(TASK REQUIREMENTS): Please output every line of the material as it stands, without the pictures.

[Data entries for graphics]
* Start *

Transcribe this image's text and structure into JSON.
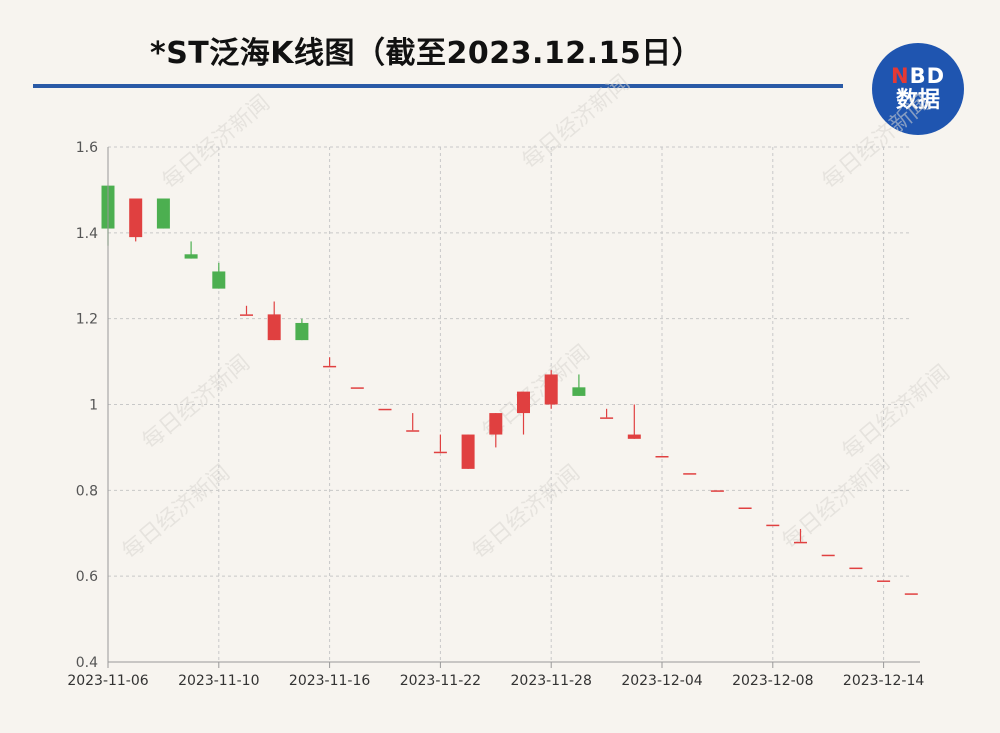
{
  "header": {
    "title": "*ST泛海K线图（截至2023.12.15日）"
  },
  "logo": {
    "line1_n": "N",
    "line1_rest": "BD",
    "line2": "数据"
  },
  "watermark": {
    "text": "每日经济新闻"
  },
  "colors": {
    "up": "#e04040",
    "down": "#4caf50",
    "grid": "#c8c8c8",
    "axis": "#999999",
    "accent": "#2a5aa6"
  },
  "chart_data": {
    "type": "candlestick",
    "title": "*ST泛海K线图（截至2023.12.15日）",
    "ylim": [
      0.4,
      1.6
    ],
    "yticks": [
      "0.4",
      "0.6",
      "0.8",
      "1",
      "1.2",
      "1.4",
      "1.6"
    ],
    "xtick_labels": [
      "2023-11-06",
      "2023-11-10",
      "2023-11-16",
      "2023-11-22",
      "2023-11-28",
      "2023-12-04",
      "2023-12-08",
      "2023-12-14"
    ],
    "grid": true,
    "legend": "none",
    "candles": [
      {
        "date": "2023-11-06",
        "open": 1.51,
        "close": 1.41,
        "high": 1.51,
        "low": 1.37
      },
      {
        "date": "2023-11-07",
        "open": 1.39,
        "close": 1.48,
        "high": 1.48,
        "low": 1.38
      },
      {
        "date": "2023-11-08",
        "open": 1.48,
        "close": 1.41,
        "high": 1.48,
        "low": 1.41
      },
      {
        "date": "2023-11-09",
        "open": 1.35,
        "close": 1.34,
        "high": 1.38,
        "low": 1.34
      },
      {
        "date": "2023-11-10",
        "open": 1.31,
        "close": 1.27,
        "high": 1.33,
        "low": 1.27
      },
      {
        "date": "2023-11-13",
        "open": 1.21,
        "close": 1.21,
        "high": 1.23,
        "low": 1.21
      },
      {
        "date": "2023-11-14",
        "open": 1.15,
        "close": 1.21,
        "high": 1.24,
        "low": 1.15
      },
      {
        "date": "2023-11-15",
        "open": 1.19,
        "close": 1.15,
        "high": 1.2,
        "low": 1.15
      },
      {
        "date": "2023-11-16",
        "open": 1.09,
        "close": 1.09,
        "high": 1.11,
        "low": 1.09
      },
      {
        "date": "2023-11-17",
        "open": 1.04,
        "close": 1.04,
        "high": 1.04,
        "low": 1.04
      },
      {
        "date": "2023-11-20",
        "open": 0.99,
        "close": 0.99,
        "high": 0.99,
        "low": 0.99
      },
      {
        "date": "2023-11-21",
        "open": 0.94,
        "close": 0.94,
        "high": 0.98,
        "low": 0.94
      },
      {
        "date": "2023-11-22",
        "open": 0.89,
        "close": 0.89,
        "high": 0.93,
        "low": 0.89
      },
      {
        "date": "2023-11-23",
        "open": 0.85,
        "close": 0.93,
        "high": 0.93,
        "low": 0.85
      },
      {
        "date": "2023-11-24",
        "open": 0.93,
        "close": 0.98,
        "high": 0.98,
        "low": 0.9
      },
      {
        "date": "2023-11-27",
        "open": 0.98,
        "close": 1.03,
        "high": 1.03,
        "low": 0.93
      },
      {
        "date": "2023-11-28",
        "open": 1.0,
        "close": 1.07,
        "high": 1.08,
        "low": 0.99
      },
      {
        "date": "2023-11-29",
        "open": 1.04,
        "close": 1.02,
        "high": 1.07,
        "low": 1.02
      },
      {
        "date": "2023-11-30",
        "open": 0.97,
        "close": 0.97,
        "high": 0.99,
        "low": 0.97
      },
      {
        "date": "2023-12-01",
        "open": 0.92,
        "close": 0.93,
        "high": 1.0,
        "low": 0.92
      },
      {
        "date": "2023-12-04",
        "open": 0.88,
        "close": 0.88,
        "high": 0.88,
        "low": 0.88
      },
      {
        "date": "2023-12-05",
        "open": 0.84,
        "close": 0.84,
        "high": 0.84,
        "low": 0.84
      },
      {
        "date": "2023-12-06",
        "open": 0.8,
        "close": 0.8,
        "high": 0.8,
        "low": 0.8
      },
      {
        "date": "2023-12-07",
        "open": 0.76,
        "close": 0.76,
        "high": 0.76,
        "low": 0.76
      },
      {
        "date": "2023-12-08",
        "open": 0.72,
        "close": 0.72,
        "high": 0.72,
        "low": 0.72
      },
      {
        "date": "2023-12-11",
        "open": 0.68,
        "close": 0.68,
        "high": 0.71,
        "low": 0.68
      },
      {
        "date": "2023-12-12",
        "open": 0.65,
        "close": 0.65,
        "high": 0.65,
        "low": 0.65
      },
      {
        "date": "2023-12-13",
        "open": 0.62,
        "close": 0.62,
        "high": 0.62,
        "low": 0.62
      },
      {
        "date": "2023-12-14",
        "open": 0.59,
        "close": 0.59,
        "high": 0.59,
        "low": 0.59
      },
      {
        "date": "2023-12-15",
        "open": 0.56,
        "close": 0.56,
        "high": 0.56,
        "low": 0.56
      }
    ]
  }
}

* End *

(RESULT):
Transcribe this image's text and structure into JSON.
{
  "header": {
    "title": "*ST泛海K线图（截至2023.12.15日）"
  },
  "logo": {
    "line1_n": "N",
    "line1_rest": "BD",
    "line2": "数据"
  },
  "watermark": {
    "text": "每日经济新闻"
  },
  "colors": {
    "up": "#e04040",
    "down": "#4caf50",
    "grid": "#c8c8c8",
    "axis": "#999999",
    "accent": "#2a5aa6"
  },
  "chart_data": {
    "type": "candlestick",
    "title": "*ST泛海K线图（截至2023.12.15日）",
    "ylim": [
      0.4,
      1.6
    ],
    "yticks": [
      "0.4",
      "0.6",
      "0.8",
      "1",
      "1.2",
      "1.4",
      "1.6"
    ],
    "xtick_labels": [
      "2023-11-06",
      "2023-11-10",
      "2023-11-16",
      "2023-11-22",
      "2023-11-28",
      "2023-12-04",
      "2023-12-08",
      "2023-12-14"
    ],
    "grid": true,
    "legend": "none",
    "candles": [
      {
        "date": "2023-11-06",
        "open": 1.51,
        "close": 1.41,
        "high": 1.51,
        "low": 1.37
      },
      {
        "date": "2023-11-07",
        "open": 1.39,
        "close": 1.48,
        "high": 1.48,
        "low": 1.38
      },
      {
        "date": "2023-11-08",
        "open": 1.48,
        "close": 1.41,
        "high": 1.48,
        "low": 1.41
      },
      {
        "date": "2023-11-09",
        "open": 1.35,
        "close": 1.34,
        "high": 1.38,
        "low": 1.34
      },
      {
        "date": "2023-11-10",
        "open": 1.31,
        "close": 1.27,
        "high": 1.33,
        "low": 1.27
      },
      {
        "date": "2023-11-13",
        "open": 1.21,
        "close": 1.21,
        "high": 1.23,
        "low": 1.21
      },
      {
        "date": "2023-11-14",
        "open": 1.15,
        "close": 1.21,
        "high": 1.24,
        "low": 1.15
      },
      {
        "date": "2023-11-15",
        "open": 1.19,
        "close": 1.15,
        "high": 1.2,
        "low": 1.15
      },
      {
        "date": "2023-11-16",
        "open": 1.09,
        "close": 1.09,
        "high": 1.11,
        "low": 1.09
      },
      {
        "date": "2023-11-17",
        "open": 1.04,
        "close": 1.04,
        "high": 1.04,
        "low": 1.04
      },
      {
        "date": "2023-11-20",
        "open": 0.99,
        "close": 0.99,
        "high": 0.99,
        "low": 0.99
      },
      {
        "date": "2023-11-21",
        "open": 0.94,
        "close": 0.94,
        "high": 0.98,
        "low": 0.94
      },
      {
        "date": "2023-11-22",
        "open": 0.89,
        "close": 0.89,
        "high": 0.93,
        "low": 0.89
      },
      {
        "date": "2023-11-23",
        "open": 0.85,
        "close": 0.93,
        "high": 0.93,
        "low": 0.85
      },
      {
        "date": "2023-11-24",
        "open": 0.93,
        "close": 0.98,
        "high": 0.98,
        "low": 0.9
      },
      {
        "date": "2023-11-27",
        "open": 0.98,
        "close": 1.03,
        "high": 1.03,
        "low": 0.93
      },
      {
        "date": "2023-11-28",
        "open": 1.0,
        "close": 1.07,
        "high": 1.08,
        "low": 0.99
      },
      {
        "date": "2023-11-29",
        "open": 1.04,
        "close": 1.02,
        "high": 1.07,
        "low": 1.02
      },
      {
        "date": "2023-11-30",
        "open": 0.97,
        "close": 0.97,
        "high": 0.99,
        "low": 0.97
      },
      {
        "date": "2023-12-01",
        "open": 0.92,
        "close": 0.93,
        "high": 1.0,
        "low": 0.92
      },
      {
        "date": "2023-12-04",
        "open": 0.88,
        "close": 0.88,
        "high": 0.88,
        "low": 0.88
      },
      {
        "date": "2023-12-05",
        "open": 0.84,
        "close": 0.84,
        "high": 0.84,
        "low": 0.84
      },
      {
        "date": "2023-12-06",
        "open": 0.8,
        "close": 0.8,
        "high": 0.8,
        "low": 0.8
      },
      {
        "date": "2023-12-07",
        "open": 0.76,
        "close": 0.76,
        "high": 0.76,
        "low": 0.76
      },
      {
        "date": "2023-12-08",
        "open": 0.72,
        "close": 0.72,
        "high": 0.72,
        "low": 0.72
      },
      {
        "date": "2023-12-11",
        "open": 0.68,
        "close": 0.68,
        "high": 0.71,
        "low": 0.68
      },
      {
        "date": "2023-12-12",
        "open": 0.65,
        "close": 0.65,
        "high": 0.65,
        "low": 0.65
      },
      {
        "date": "2023-12-13",
        "open": 0.62,
        "close": 0.62,
        "high": 0.62,
        "low": 0.62
      },
      {
        "date": "2023-12-14",
        "open": 0.59,
        "close": 0.59,
        "high": 0.59,
        "low": 0.59
      },
      {
        "date": "2023-12-15",
        "open": 0.56,
        "close": 0.56,
        "high": 0.56,
        "low": 0.56
      }
    ]
  }
}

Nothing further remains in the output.